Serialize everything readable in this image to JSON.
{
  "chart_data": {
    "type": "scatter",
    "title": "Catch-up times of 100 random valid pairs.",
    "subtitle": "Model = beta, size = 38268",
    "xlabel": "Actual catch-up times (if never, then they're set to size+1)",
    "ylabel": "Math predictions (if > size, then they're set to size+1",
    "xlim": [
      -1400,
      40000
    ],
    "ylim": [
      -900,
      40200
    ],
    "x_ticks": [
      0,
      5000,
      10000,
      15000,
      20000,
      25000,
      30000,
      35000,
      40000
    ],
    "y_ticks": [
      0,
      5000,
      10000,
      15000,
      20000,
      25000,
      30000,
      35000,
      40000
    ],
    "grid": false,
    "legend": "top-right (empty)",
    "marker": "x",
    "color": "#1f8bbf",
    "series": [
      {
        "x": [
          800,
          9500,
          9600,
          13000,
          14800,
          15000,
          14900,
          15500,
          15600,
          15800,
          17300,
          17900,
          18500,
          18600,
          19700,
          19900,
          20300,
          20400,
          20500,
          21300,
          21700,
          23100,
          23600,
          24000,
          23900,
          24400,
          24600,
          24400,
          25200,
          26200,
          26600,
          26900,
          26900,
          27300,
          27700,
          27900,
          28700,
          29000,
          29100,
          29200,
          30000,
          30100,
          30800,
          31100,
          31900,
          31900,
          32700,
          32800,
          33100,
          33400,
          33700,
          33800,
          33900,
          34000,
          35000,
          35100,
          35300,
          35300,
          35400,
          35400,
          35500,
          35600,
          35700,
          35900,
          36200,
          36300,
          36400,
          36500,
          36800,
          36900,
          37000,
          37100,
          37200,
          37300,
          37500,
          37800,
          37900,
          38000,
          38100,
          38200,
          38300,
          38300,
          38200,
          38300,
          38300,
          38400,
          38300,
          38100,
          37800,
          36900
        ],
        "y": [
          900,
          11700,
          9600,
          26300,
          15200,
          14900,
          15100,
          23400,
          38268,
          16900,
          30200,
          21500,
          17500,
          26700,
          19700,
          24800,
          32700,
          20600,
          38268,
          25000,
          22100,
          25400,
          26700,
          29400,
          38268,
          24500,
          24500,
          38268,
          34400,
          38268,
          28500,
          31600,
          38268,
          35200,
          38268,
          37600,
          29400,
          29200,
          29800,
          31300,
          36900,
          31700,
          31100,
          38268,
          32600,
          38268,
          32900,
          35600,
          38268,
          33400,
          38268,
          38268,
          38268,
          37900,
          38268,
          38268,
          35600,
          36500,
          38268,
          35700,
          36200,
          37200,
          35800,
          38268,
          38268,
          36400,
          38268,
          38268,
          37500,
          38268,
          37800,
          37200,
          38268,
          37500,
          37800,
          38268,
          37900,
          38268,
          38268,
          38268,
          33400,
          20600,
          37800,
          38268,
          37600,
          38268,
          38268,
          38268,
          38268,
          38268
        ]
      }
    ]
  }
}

——————————

## DIRECTIVE:
Each line in the material above must be retyped without alteration.

## PROBLEM SOLUTION:
Serialize everything readable in this image to JSON.
{
  "chart_data": {
    "type": "scatter",
    "title": "Catch-up times of 100 random valid pairs.",
    "subtitle": "Model = beta, size = 38268",
    "xlabel": "Actual catch-up times (if never, then they're set to size+1)",
    "ylabel": "Math predictions (if > size, then they're set to size+1",
    "xlim": [
      -1400,
      40000
    ],
    "ylim": [
      -900,
      40200
    ],
    "x_ticks": [
      0,
      5000,
      10000,
      15000,
      20000,
      25000,
      30000,
      35000,
      40000
    ],
    "y_ticks": [
      0,
      5000,
      10000,
      15000,
      20000,
      25000,
      30000,
      35000,
      40000
    ],
    "grid": false,
    "legend": "top-right (empty)",
    "marker": "x",
    "color": "#1f8bbf",
    "series": [
      {
        "x": [
          800,
          9500,
          9600,
          13000,
          14800,
          15000,
          14900,
          15500,
          15600,
          15800,
          17300,
          17900,
          18500,
          18600,
          19700,
          19900,
          20300,
          20400,
          20500,
          21300,
          21700,
          23100,
          23600,
          24000,
          23900,
          24400,
          24600,
          24400,
          25200,
          26200,
          26600,
          26900,
          26900,
          27300,
          27700,
          27900,
          28700,
          29000,
          29100,
          29200,
          30000,
          30100,
          30800,
          31100,
          31900,
          31900,
          32700,
          32800,
          33100,
          33400,
          33700,
          33800,
          33900,
          34000,
          35000,
          35100,
          35300,
          35300,
          35400,
          35400,
          35500,
          35600,
          35700,
          35900,
          36200,
          36300,
          36400,
          36500,
          36800,
          36900,
          37000,
          37100,
          37200,
          37300,
          37500,
          37800,
          37900,
          38000,
          38100,
          38200,
          38300,
          38300,
          38200,
          38300,
          38300,
          38400,
          38300,
          38100,
          37800,
          36900
        ],
        "y": [
          900,
          11700,
          9600,
          26300,
          15200,
          14900,
          15100,
          23400,
          38268,
          16900,
          30200,
          21500,
          17500,
          26700,
          19700,
          24800,
          32700,
          20600,
          38268,
          25000,
          22100,
          25400,
          26700,
          29400,
          38268,
          24500,
          24500,
          38268,
          34400,
          38268,
          28500,
          31600,
          38268,
          35200,
          38268,
          37600,
          29400,
          29200,
          29800,
          31300,
          36900,
          31700,
          31100,
          38268,
          32600,
          38268,
          32900,
          35600,
          38268,
          33400,
          38268,
          38268,
          38268,
          37900,
          38268,
          38268,
          35600,
          36500,
          38268,
          35700,
          36200,
          37200,
          35800,
          38268,
          38268,
          36400,
          38268,
          38268,
          37500,
          38268,
          37800,
          37200,
          38268,
          37500,
          37800,
          38268,
          37900,
          38268,
          38268,
          38268,
          33400,
          20600,
          37800,
          38268,
          37600,
          38268,
          38268,
          38268,
          38268,
          38268
        ]
      }
    ]
  }
}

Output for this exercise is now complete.